─── ENTRIES SUPPLIED ───

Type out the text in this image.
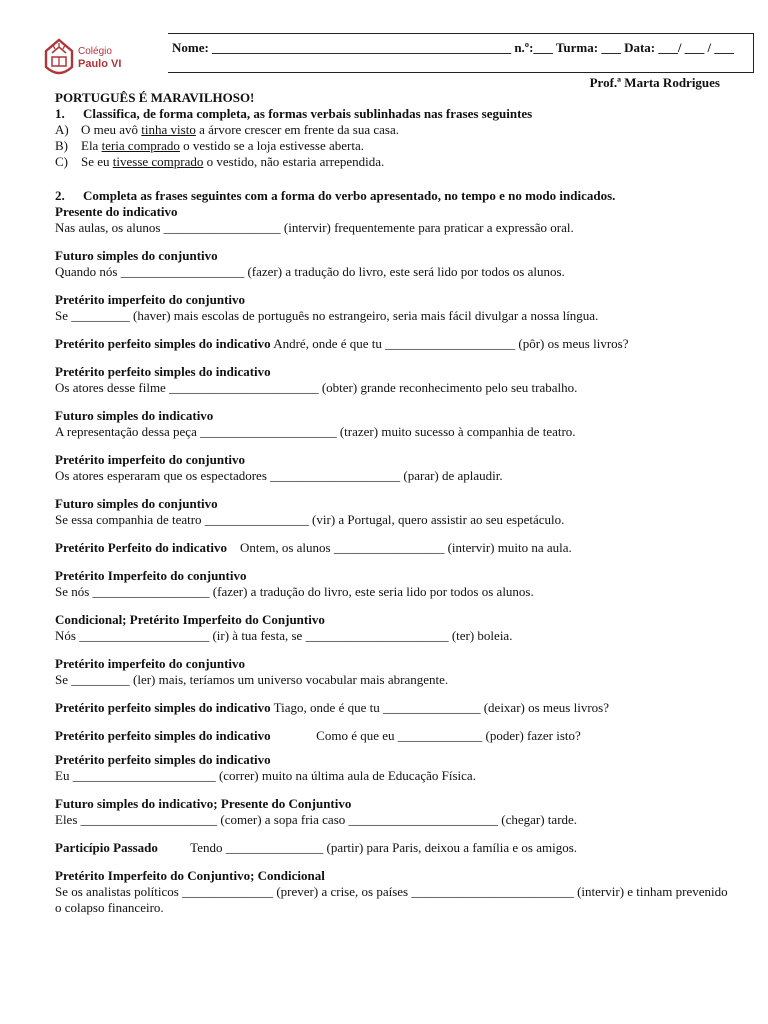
Colégio
Paulo VI
Nome: ______________________________________________ n.º:___ Turma: ___ Data: ___/ ___ / ___
Prof.ª Marta Rodrigues
PORTUGUÊS É MARAVILHOSO!
1.	Classifica, de forma completa, as formas verbais sublinhadas nas frases seguintes
A) O meu avô tinha visto a árvore crescer em frente da sua casa.
B)	Ela teria comprado o vestido se a loja estivesse aberta.
C)	Se eu tivesse comprado o vestido, não estaria arrependida.
2.	Completa as frases seguintes com a forma do verbo apresentado, no tempo e no modo indicados.
Presente do indicativo
Nas aulas, os alunos __________________ (intervir) frequentemente para praticar a expressão oral.
Futuro simples do conjuntivo
Quando nós ___________________ (fazer) a tradução do livro, este será lido por todos os alunos.
Pretérito imperfeito do conjuntivo
Se _________ (haver) mais escolas de português no estrangeiro, seria mais fácil divulgar a nossa língua.
Pretérito perfeito simples do indicativo André, onde é que tu ____________________ (pôr) os meus livros?
Pretérito perfeito simples do indicativo
Os atores desse filme _______________________ (obter) grande reconhecimento pelo seu trabalho.
Futuro simples do indicativo
A representação dessa peça _____________________ (trazer) muito sucesso à companhia de teatro.
Pretérito imperfeito do conjuntivo
Os atores esperaram que os espectadores ____________________ (parar) de aplaudir.
Futuro simples do conjuntivo
Se essa companhia de teatro ________________ (vir) a Portugal, quero assistir ao seu espetáculo.
Pretérito Perfeito do indicativo    Ontem, os alunos _________________ (intervir) muito na aula.
Pretérito Imperfeito do conjuntivo
Se nós __________________ (fazer) a tradução do livro, este seria lido por todos os alunos.
Condicional; Pretérito Imperfeito do Conjuntivo
Nós ____________________ (ir) à tua festa, se ______________________ (ter) boleia.
Pretérito imperfeito do conjuntivo
Se _________ (ler) mais, teríamos um universo vocabular mais abrangente.
Pretérito perfeito simples do indicativo Tiago, onde é que tu _______________ (deixar) os meus livros?
Pretérito perfeito simples do indicativo              Como é que eu _____________ (poder) fazer isto?
Pretérito perfeito simples do indicativo
Eu ______________________ (correr) muito na última aula de Educação Física.
Futuro simples do indicativo; Presente do Conjuntivo
Eles _____________________ (comer) a sopa fria caso _______________________ (chegar) tarde.
Particípio Passado          Tendo _______________ (partir) para Paris, deixou a família e os amigos.
Pretérito Imperfeito do Conjuntivo; Condicional
Se os analistas políticos ______________ (prever) a crise, os países _________________________ (intervir) e tinham prevenido o colapso financeiro.
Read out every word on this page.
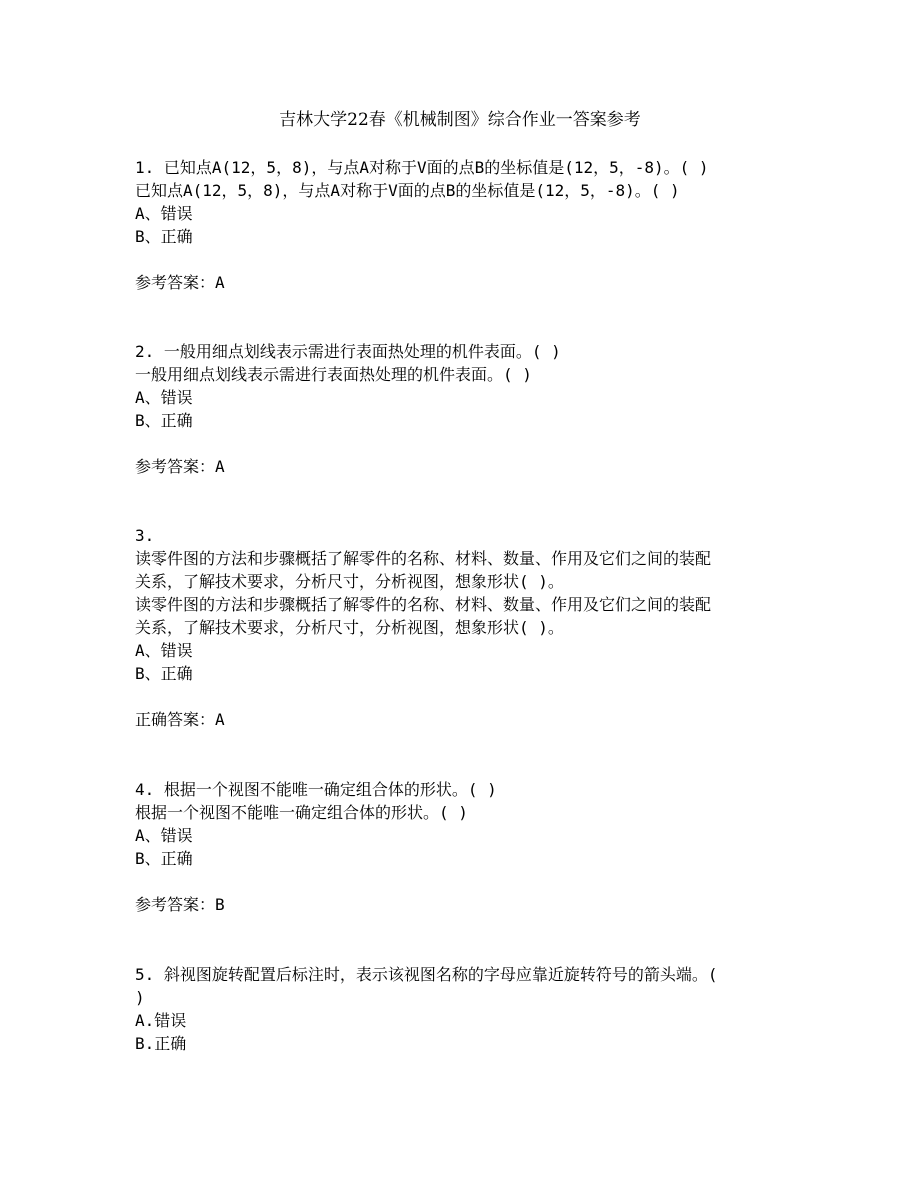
吉林大学22春《机械制图》综合作业一答案参考

1. 已知点A(12，5，8)，与点A对称于V面的点B的坐标值是(12，5，-8)。( )

已知点A(12，5，8)，与点A对称于V面的点B的坐标值是(12，5，-8)。( )

A、错误

B、正确

参考答案：A

2. 一般用细点划线表示需进行表面热处理的机件表面。( )

一般用细点划线表示需进行表面热处理的机件表面。( )

A、错误

B、正确

参考答案：A

3.

读零件图的方法和步骤概括了解零件的名称、材料、数量、作用及它们之间的装配

关系，了解技术要求，分析尺寸，分析视图，想象形状( )。

读零件图的方法和步骤概括了解零件的名称、材料、数量、作用及它们之间的装配

关系，了解技术要求，分析尺寸，分析视图，想象形状( )。

A、错误

B、正确

正确答案：A

4. 根据一个视图不能唯一确定组合体的形状。( )

根据一个视图不能唯一确定组合体的形状。( )

A、错误

B、正确

参考答案：B

5. 斜视图旋转配置后标注时，表示该视图名称的字母应靠近旋转符号的箭头端。(

)

A.错误

B.正确
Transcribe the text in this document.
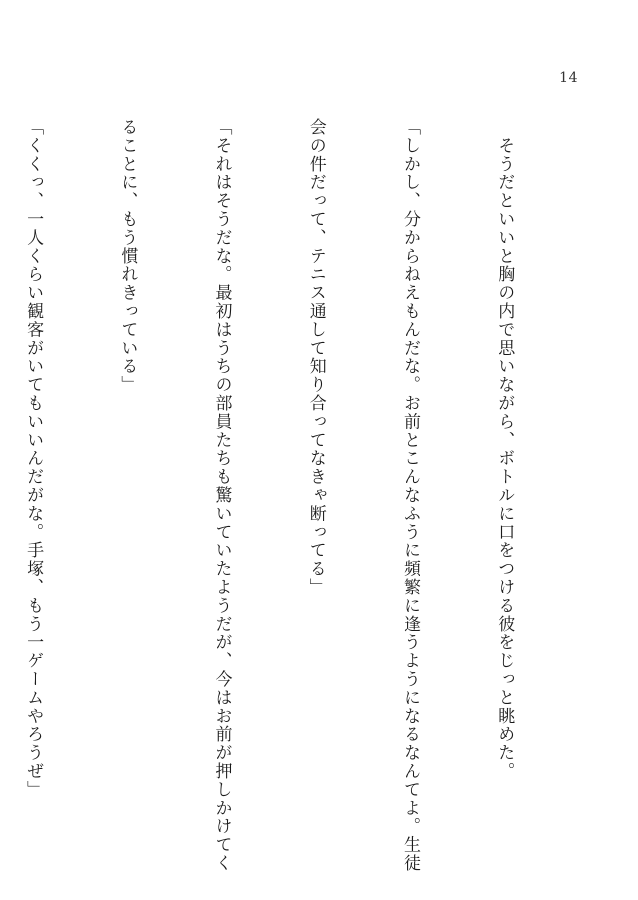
14

　そうだといいと胸の内で思いながら、ボトルに口をつける彼をじっと眺めた。

「しかし、分からねえもんだな。お前とこんなふうに頻繁に逢うようになるなんてよ。生徒

会の件だって、テニス通して知り合ってなきゃ断ってる」

「それはそうだな。最初はうちの部員たちも驚いていたようだが、今はお前が押しかけてく

ることに、もう慣れきっている」

「くくっ、一人くらい観客がいてもいいんだがな。手塚、もう一ゲームやろうぜ」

───

**STATED EXERCISE**
Please output exactly the lines from the line containing "Transcribe the text in this document." through the last line of the records above, both included, and leave out any pictures.

**COMPLETED EXERCISE**
Transcribe the text in this document.
14

　そうだといいと胸の内で思いながら、ボトルに口をつける彼をじっと眺めた。

「しかし、分からねえもんだな。お前とこんなふうに頻繁に逢うようになるなんてよ。生徒

会の件だって、テニス通して知り合ってなきゃ断ってる」

「それはそうだな。最初はうちの部員たちも驚いていたようだが、今はお前が押しかけてく

ることに、もう慣れきっている」

「くくっ、一人くらい観客がいてもいいんだがな。手塚、もう一ゲームやろうぜ」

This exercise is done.